### AIM
Tell how many lines in these records contain the string "JSON", with only the number as the reply.

Extracts from a graphics dataset:
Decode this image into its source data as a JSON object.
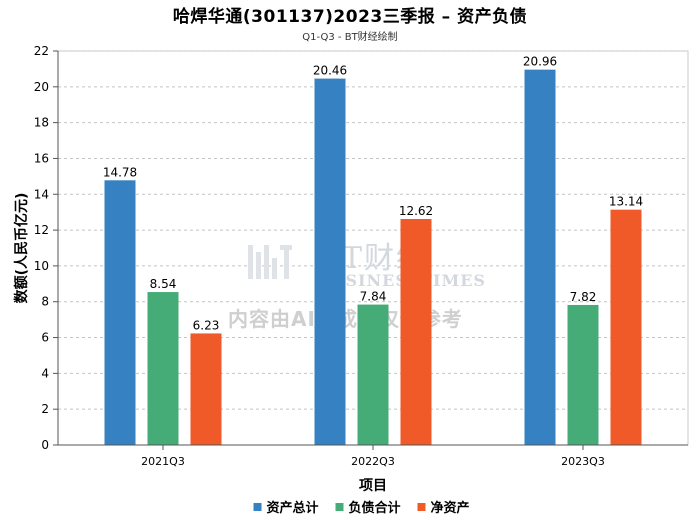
{
  "chart_data": {
    "type": "bar",
    "title": "哈焊华通(301137)2023三季报 – 资产负债",
    "subtitle": "Q1-Q3 - BT财经绘制",
    "xlabel": "项目",
    "ylabel": "数额(人民币亿元)",
    "ylim": [
      0,
      22
    ],
    "ytick_step": 2,
    "grid": true,
    "legend_position": "bottom",
    "categories": [
      "2021Q3",
      "2022Q3",
      "2023Q3"
    ],
    "series": [
      {
        "name": "资产总计",
        "color": "#3581c2",
        "values": [
          14.78,
          20.46,
          20.96
        ]
      },
      {
        "name": "负债合计",
        "color": "#45ab77",
        "values": [
          8.54,
          7.84,
          7.82
        ]
      },
      {
        "name": "净资产",
        "color": "#f05a28",
        "values": [
          6.23,
          12.62,
          13.14
        ]
      }
    ]
  },
  "watermark": {
    "logo_text": "BT财经",
    "logo_subtext": "BUSINESSTIMES",
    "note": "内容由AI生成，仅供参考"
  }
}
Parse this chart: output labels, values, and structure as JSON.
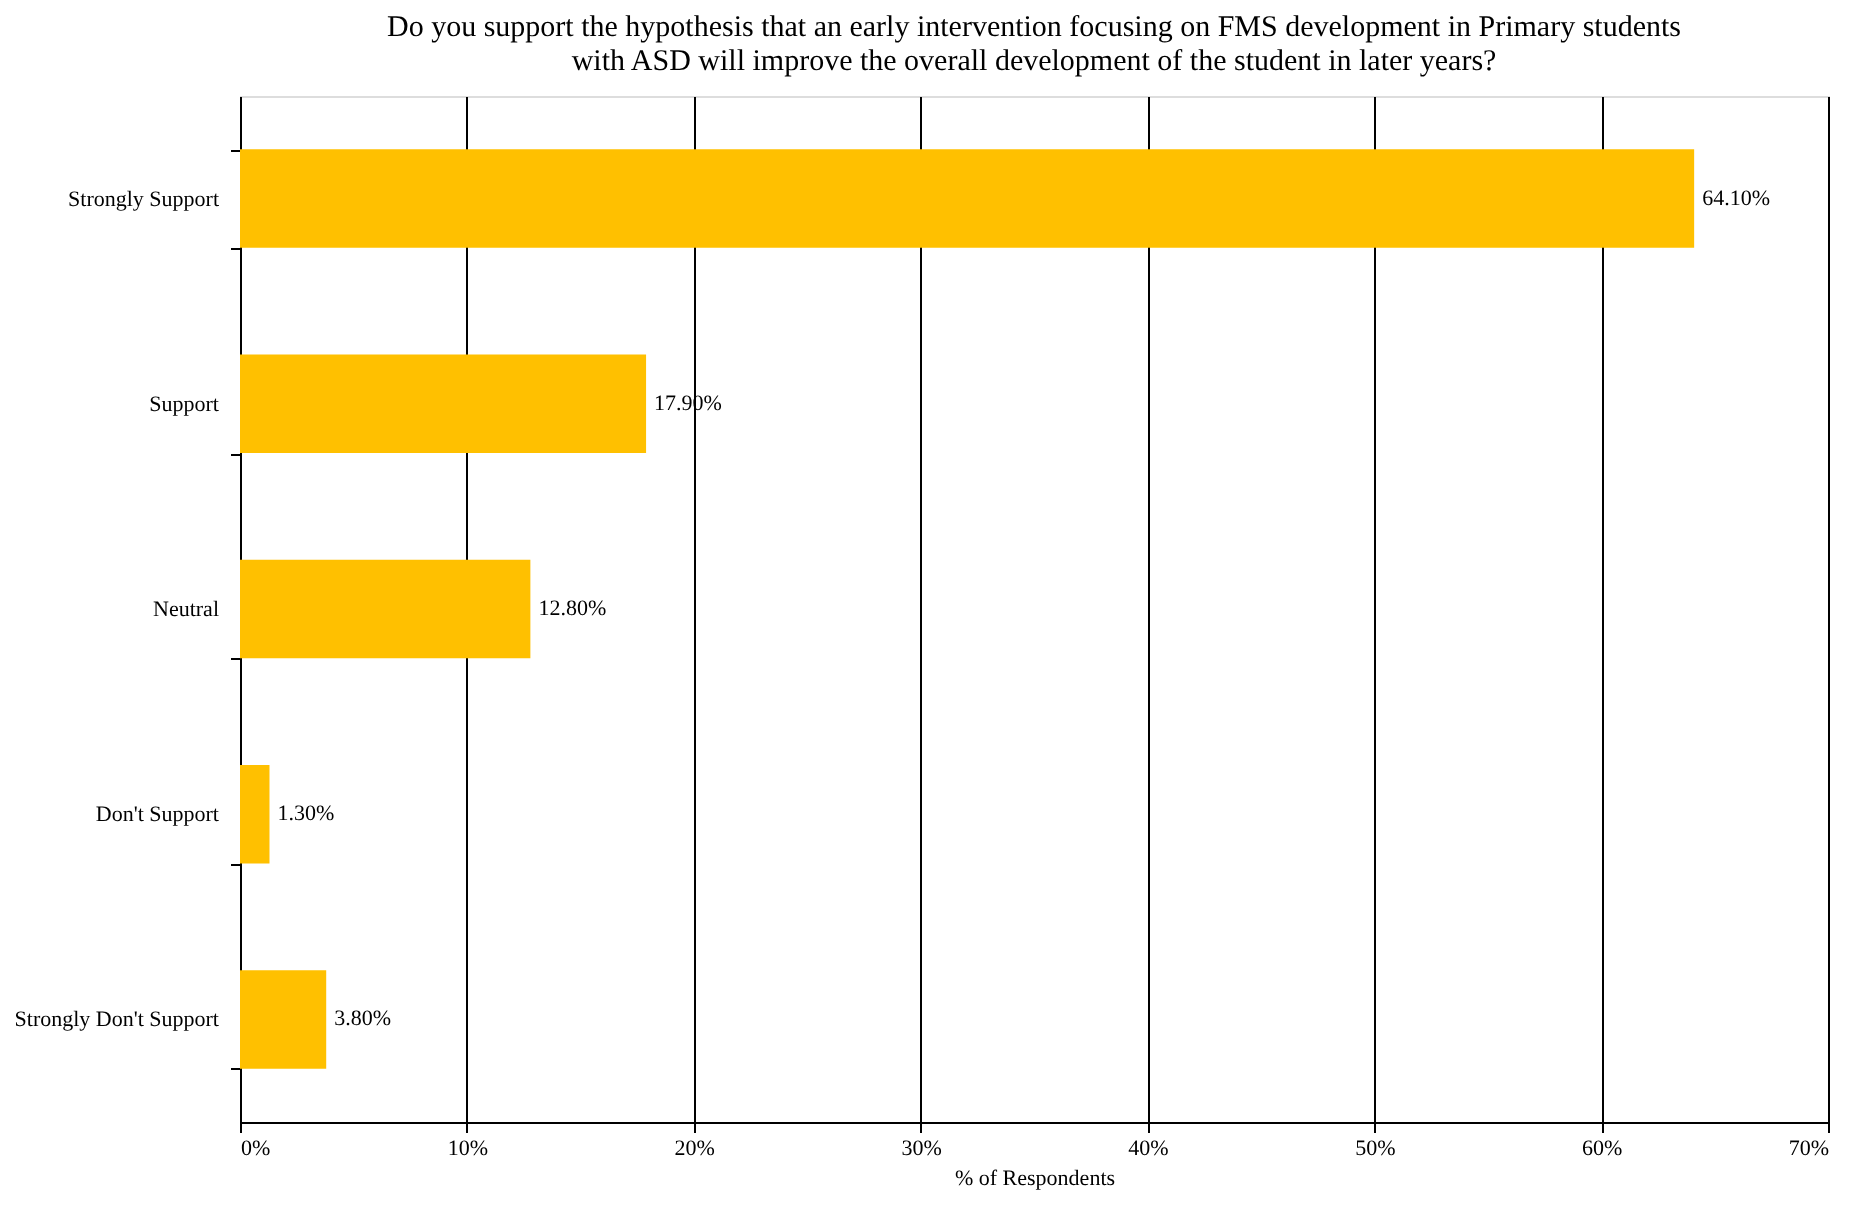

### TASK RESPONSE
2